# start of SUPPLIED RECORDS

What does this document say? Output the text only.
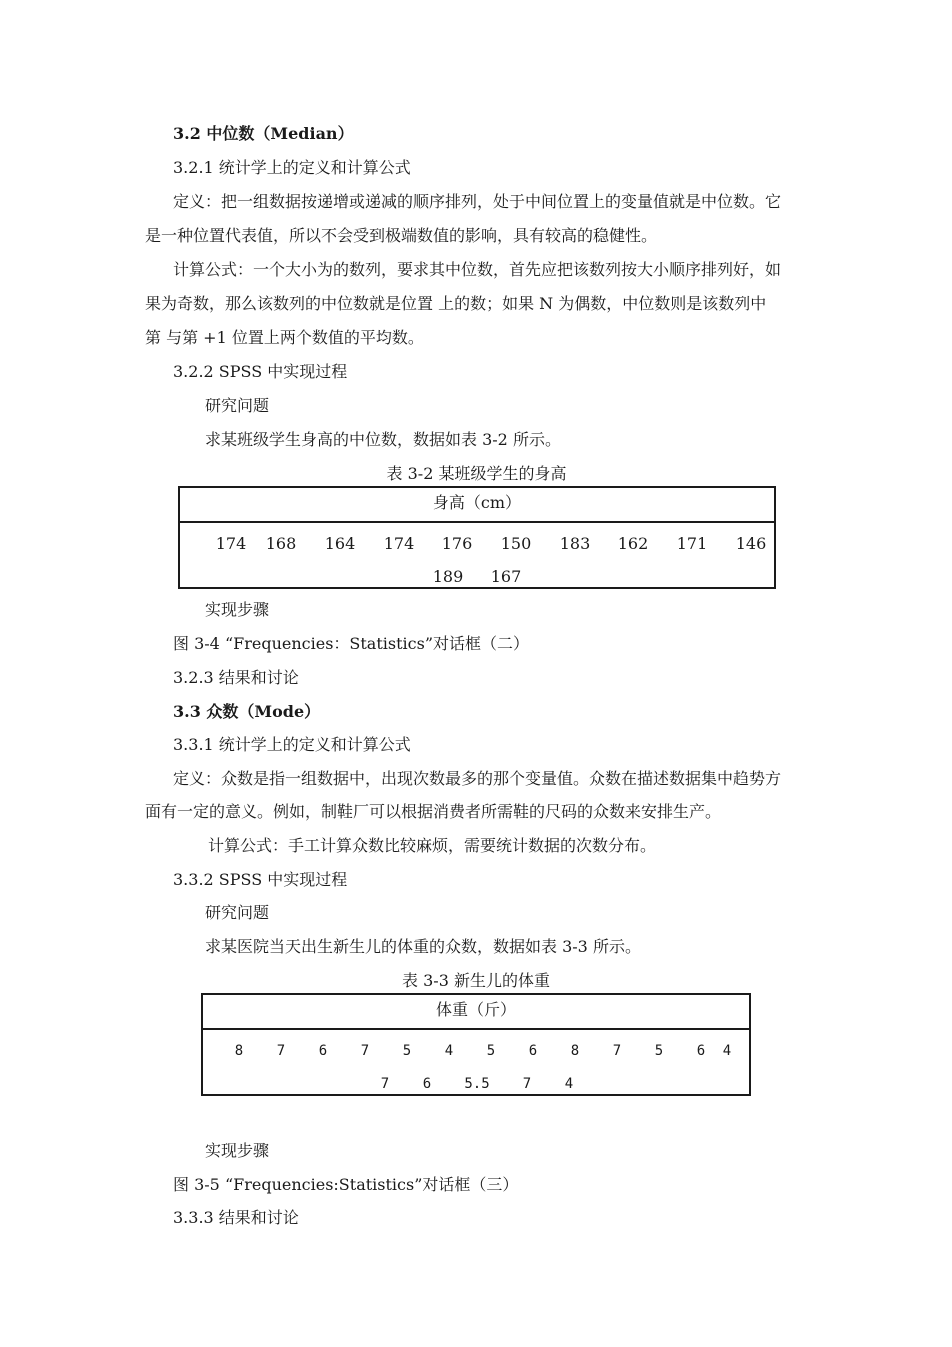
3.2 中位数（Median）
3.2.1 统计学上的定义和计算公式
定义：把一组数据按递增或递减的顺序排列，处于中间位置上的变量值就是中位数。它
是一种位置代表值，所以不会受到极端数值的影响，具有较高的稳健性。
计算公式：一个大小为的数列，要求其中位数，首先应把该数列按大小顺序排列好，如
果为奇数，那么该数列的中位数就是位置 上的数；如果 N 为偶数，中位数则是该数列中
第 与第 +1 位置上两个数值的平均数。
3.2.2 SPSS 中实现过程
研究问题
求某班级学生身高的中位数，数据如表 3-2 所示。
表 3-2 某班级学生的身高
身高（cm）
174	168	164	174	176	150	183	162	171	146
189	167
实现步骤
图 3-4 “Frequencies：Statistics”对话框（二）
3.2.3 结果和讨论
3.3 众数（Mode）
3.3.1 统计学上的定义和计算公式
定义：众数是指一组数据中，出现次数最多的那个变量值。众数在描述数据集中趋势方
面有一定的意义。例如，制鞋厂可以根据消费者所需鞋的尺码的众数来安排生产。
计算公式：手工计算众数比较麻烦，需要统计数据的次数分布。
3.3.2 SPSS 中实现过程
研究问题
求某医院当天出生新生儿的体重的众数，数据如表 3-3 所示。
表 3-3 新生儿的体重
体重（斤）
8	7	6	7	5	4	5	6	8	7	5	6	4
7	6	5.5	7	4
实现步骤
图 3-5 “Frequencies:Statistics”对话框（三）
3.3.3 结果和讨论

# end of SUPPLIED RECORDS

**TASK STATEMENT**
Write out the whole listing exactly, and drop the pictures.

**THE SOLUTION**
What does this document say? Output the text only.
3.2 中位数（Median）
3.2.1 统计学上的定义和计算公式
定义：把一组数据按递增或递减的顺序排列，处于中间位置上的变量值就是中位数。它
是一种位置代表值，所以不会受到极端数值的影响，具有较高的稳健性。
计算公式：一个大小为的数列，要求其中位数，首先应把该数列按大小顺序排列好，如
果为奇数，那么该数列的中位数就是位置 上的数；如果 N 为偶数，中位数则是该数列中
第 与第 +1 位置上两个数值的平均数。
3.2.2 SPSS 中实现过程
研究问题
求某班级学生身高的中位数，数据如表 3-2 所示。
表 3-2 某班级学生的身高
身高（cm）
174	168	164	174	176	150	183	162	171	146
189	167
实现步骤
图 3-4 “Frequencies：Statistics”对话框（二）
3.2.3 结果和讨论
3.3 众数（Mode）
3.3.1 统计学上的定义和计算公式
定义：众数是指一组数据中，出现次数最多的那个变量值。众数在描述数据集中趋势方
面有一定的意义。例如，制鞋厂可以根据消费者所需鞋的尺码的众数来安排生产。
计算公式：手工计算众数比较麻烦，需要统计数据的次数分布。
3.3.2 SPSS 中实现过程
研究问题
求某医院当天出生新生儿的体重的众数，数据如表 3-3 所示。
表 3-3 新生儿的体重
体重（斤）
8	7	6	7	5	4	5	6	8	7	5	6	4
7	6	5.5	7	4
实现步骤
图 3-5 “Frequencies:Statistics”对话框（三）
3.3.3 结果和讨论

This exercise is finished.